**** Entries shown

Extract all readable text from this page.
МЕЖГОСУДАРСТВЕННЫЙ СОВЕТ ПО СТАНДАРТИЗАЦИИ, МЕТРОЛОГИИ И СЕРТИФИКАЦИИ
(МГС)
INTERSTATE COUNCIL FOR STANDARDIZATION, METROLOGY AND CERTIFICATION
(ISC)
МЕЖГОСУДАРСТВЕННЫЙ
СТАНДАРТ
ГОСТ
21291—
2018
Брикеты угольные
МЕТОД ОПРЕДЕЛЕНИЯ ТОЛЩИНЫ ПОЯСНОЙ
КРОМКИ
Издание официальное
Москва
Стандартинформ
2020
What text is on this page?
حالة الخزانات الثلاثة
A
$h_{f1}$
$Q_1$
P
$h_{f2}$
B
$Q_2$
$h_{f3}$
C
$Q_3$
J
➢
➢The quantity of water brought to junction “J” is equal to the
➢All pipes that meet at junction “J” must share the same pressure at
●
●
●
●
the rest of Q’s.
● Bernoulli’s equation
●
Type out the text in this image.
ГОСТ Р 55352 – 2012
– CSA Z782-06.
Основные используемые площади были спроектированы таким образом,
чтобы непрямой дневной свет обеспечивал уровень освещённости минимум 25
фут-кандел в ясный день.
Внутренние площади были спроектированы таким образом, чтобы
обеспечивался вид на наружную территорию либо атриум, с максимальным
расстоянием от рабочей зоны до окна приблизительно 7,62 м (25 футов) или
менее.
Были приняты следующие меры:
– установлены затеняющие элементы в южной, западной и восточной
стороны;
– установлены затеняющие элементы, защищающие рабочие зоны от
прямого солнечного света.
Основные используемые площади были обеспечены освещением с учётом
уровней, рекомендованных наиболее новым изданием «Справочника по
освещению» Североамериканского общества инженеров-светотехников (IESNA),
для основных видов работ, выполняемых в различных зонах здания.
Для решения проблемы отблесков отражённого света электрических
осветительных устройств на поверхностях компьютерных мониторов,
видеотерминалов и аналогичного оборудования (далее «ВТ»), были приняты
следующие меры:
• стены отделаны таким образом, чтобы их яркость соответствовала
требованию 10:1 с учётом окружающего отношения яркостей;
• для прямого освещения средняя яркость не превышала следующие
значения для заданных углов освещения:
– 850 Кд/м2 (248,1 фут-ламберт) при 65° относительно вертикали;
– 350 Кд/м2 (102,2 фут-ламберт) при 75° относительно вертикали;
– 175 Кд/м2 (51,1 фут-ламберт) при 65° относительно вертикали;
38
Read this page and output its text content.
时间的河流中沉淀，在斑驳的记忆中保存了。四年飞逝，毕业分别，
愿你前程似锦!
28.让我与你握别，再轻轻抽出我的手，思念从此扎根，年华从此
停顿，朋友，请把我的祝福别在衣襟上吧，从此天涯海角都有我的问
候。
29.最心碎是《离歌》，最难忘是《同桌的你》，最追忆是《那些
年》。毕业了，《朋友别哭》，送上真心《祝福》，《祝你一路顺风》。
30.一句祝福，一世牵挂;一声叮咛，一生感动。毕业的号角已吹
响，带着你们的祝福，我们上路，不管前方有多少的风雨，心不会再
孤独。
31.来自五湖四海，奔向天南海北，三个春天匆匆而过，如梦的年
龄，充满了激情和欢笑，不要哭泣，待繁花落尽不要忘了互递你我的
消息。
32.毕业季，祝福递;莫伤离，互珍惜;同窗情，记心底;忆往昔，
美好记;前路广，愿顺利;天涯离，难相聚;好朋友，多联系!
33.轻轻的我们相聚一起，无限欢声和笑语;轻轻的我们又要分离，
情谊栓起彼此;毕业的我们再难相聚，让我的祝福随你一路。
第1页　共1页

********

- _Your instructions_:
Write out the material from the first line to the last, exactly.

- _Expected answer_:
Extract all readable text from this page.
МЕЖГОСУДАРСТВЕННЫЙ СОВЕТ ПО СТАНДАРТИЗАЦИИ, МЕТРОЛОГИИ И СЕРТИФИКАЦИИ
(МГС)
INTERSTATE COUNCIL FOR STANDARDIZATION, METROLOGY AND CERTIFICATION
(ISC)
МЕЖГОСУДАРСТВЕННЫЙ
СТАНДАРТ
ГОСТ
21291—
2018
Брикеты угольные
МЕТОД ОПРЕДЕЛЕНИЯ ТОЛЩИНЫ ПОЯСНОЙ
КРОМКИ
Издание официальное
Москва
Стандартинформ
2020
What text is on this page?
حالة الخزانات الثلاثة
A
$h_{f1}$
$Q_1$
P
$h_{f2}$
B
$Q_2$
$h_{f3}$
C
$Q_3$
J
➢
➢The quantity of water brought to junction “J” is equal to the
➢All pipes that meet at junction “J” must share the same pressure at
●
●
●
●
the rest of Q’s.
● Bernoulli’s equation
●
Type out the text in this image.
ГОСТ Р 55352 – 2012
– CSA Z782-06.
Основные используемые площади были спроектированы таким образом,
чтобы непрямой дневной свет обеспечивал уровень освещённости минимум 25
фут-кандел в ясный день.
Внутренние площади были спроектированы таким образом, чтобы
обеспечивался вид на наружную территорию либо атриум, с максимальным
расстоянием от рабочей зоны до окна приблизительно 7,62 м (25 футов) или
менее.
Были приняты следующие меры:
– установлены затеняющие элементы в южной, западной и восточной
стороны;
– установлены затеняющие элементы, защищающие рабочие зоны от
прямого солнечного света.
Основные используемые площади были обеспечены освещением с учётом
уровней, рекомендованных наиболее новым изданием «Справочника по
освещению» Североамериканского общества инженеров-светотехников (IESNA),
для основных видов работ, выполняемых в различных зонах здания.
Для решения проблемы отблесков отражённого света электрических
осветительных устройств на поверхностях компьютерных мониторов,
видеотерминалов и аналогичного оборудования (далее «ВТ»), были приняты
следующие меры:
• стены отделаны таким образом, чтобы их яркость соответствовала
требованию 10:1 с учётом окружающего отношения яркостей;
• для прямого освещения средняя яркость не превышала следующие
значения для заданных углов освещения:
– 850 Кд/м2 (248,1 фут-ламберт) при 65° относительно вертикали;
– 350 Кд/м2 (102,2 фут-ламберт) при 75° относительно вертикали;
– 175 Кд/м2 (51,1 фут-ламберт) при 65° относительно вертикали;
38
Read this page and output its text content.
时间的河流中沉淀，在斑驳的记忆中保存了。四年飞逝，毕业分别，
愿你前程似锦!
28.让我与你握别，再轻轻抽出我的手，思念从此扎根，年华从此
停顿，朋友，请把我的祝福别在衣襟上吧，从此天涯海角都有我的问
候。
29.最心碎是《离歌》，最难忘是《同桌的你》，最追忆是《那些
年》。毕业了，《朋友别哭》，送上真心《祝福》，《祝你一路顺风》。
30.一句祝福，一世牵挂;一声叮咛，一生感动。毕业的号角已吹
响，带着你们的祝福，我们上路，不管前方有多少的风雨，心不会再
孤独。
31.来自五湖四海，奔向天南海北，三个春天匆匆而过，如梦的年
龄，充满了激情和欢笑，不要哭泣，待繁花落尽不要忘了互递你我的
消息。
32.毕业季，祝福递;莫伤离，互珍惜;同窗情，记心底;忆往昔，
美好记;前路广，愿顺利;天涯离，难相聚;好朋友，多联系!
33.轻轻的我们相聚一起，无限欢声和笑语;轻轻的我们又要分离，
情谊栓起彼此;毕业的我们再难相聚，让我的祝福随你一路。
第1页　共1页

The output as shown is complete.